* OBJECTIVE: Pick out all lines with the word "ylabel" from the records that follow.

━━━ MATERIAL PROVIDED ━━━

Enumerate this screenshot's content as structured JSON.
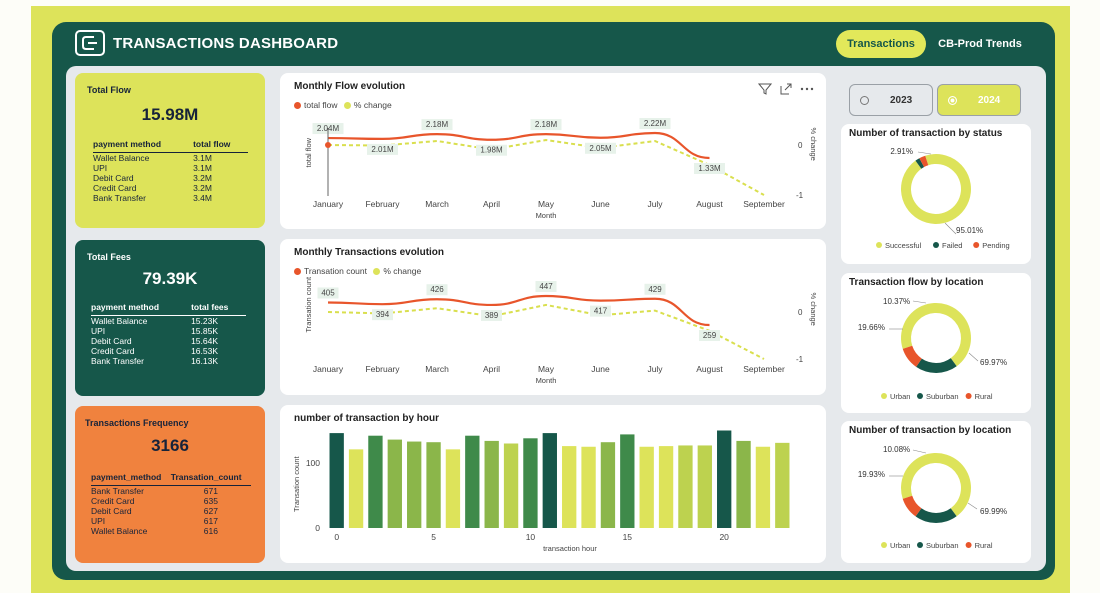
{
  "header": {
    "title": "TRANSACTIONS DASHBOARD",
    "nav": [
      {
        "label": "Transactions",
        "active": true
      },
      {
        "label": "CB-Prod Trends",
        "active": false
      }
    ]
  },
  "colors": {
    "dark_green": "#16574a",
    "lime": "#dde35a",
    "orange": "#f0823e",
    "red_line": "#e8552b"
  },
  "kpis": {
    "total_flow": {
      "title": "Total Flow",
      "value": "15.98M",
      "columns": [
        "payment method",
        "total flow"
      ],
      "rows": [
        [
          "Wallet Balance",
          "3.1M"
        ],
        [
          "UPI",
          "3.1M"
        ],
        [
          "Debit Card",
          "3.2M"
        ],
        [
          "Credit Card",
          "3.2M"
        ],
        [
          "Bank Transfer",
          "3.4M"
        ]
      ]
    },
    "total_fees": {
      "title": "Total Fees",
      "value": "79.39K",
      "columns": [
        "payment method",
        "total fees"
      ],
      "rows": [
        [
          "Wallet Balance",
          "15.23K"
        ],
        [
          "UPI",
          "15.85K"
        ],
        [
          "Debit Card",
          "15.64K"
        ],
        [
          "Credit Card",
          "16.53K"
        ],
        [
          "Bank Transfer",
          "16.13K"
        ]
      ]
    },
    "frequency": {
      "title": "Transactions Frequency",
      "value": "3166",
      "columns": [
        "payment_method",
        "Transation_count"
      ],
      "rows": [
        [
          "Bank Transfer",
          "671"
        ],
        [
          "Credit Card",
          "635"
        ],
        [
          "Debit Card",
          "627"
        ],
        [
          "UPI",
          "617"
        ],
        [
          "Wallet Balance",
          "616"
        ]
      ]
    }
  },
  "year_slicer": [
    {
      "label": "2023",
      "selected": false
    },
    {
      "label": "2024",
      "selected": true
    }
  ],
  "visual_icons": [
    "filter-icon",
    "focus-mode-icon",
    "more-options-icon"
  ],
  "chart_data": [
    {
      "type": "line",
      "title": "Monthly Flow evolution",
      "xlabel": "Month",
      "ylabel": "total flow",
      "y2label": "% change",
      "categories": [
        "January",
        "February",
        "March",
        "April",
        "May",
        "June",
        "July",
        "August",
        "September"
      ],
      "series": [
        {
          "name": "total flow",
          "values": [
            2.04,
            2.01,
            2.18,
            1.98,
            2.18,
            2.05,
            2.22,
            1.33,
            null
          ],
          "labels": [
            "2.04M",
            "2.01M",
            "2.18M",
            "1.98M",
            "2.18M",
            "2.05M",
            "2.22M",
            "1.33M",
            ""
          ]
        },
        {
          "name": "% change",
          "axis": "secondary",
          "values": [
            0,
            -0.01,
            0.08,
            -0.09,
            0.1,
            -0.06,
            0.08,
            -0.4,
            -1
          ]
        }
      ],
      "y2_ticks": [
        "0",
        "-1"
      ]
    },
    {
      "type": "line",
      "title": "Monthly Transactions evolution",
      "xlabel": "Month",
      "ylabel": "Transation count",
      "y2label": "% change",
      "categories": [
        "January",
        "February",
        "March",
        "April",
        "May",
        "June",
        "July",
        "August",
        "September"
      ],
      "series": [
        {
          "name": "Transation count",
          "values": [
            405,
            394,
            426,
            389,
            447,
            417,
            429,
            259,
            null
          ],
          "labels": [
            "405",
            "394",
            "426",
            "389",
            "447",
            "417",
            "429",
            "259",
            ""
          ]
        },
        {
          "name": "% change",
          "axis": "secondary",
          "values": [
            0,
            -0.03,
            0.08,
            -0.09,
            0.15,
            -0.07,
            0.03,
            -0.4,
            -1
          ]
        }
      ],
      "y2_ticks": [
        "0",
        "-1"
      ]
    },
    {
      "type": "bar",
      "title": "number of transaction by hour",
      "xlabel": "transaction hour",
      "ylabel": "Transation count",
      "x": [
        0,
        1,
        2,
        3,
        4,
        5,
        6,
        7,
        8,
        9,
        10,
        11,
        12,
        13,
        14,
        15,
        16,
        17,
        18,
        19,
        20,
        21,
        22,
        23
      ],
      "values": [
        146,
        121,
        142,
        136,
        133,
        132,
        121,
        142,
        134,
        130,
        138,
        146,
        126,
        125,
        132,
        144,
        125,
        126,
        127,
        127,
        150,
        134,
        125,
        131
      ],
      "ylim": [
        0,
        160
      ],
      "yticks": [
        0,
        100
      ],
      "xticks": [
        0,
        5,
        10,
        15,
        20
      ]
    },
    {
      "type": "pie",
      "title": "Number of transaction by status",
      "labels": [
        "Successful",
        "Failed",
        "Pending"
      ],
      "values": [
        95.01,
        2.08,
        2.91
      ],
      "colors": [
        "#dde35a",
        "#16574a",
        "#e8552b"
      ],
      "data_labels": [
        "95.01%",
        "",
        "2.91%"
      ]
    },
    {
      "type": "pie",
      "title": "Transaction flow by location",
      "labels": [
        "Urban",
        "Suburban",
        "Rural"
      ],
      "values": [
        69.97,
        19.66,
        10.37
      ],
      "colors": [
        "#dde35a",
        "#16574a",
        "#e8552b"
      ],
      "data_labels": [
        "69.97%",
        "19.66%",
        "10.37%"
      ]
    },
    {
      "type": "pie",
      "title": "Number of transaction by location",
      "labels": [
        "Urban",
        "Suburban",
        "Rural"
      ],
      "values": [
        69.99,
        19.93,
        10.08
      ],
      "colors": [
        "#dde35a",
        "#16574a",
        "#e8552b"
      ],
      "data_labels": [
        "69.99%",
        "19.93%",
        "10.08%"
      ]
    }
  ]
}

━━━
━━━ MATERIAL PROVIDED ━━━

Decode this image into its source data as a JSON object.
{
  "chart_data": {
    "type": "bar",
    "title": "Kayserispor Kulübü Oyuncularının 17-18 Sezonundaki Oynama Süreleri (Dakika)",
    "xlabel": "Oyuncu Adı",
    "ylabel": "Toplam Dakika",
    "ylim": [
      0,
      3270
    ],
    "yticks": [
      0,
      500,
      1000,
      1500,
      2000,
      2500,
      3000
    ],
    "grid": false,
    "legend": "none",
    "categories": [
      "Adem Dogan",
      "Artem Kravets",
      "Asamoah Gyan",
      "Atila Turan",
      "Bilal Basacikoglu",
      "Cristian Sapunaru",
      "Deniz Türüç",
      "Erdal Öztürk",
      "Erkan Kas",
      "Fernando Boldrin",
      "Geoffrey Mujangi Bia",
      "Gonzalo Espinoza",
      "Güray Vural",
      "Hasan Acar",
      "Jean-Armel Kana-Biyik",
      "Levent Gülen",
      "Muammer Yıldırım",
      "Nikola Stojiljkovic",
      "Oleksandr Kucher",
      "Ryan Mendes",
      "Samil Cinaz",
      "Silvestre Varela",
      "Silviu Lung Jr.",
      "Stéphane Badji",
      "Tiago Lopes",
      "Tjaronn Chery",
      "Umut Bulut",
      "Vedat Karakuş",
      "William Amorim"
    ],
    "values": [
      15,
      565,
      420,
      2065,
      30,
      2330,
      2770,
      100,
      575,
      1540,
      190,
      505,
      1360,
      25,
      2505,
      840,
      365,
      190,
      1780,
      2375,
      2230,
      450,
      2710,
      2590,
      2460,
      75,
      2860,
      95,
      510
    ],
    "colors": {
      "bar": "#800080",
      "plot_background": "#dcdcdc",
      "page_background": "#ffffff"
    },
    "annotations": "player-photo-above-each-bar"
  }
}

━━━

* RESULT FOR THIS TASK:
      "ylabel": "total flow",
      "ylabel": "Transation count",
      "ylabel": "Transation count",
    "ylabel": "Toplam Dakika",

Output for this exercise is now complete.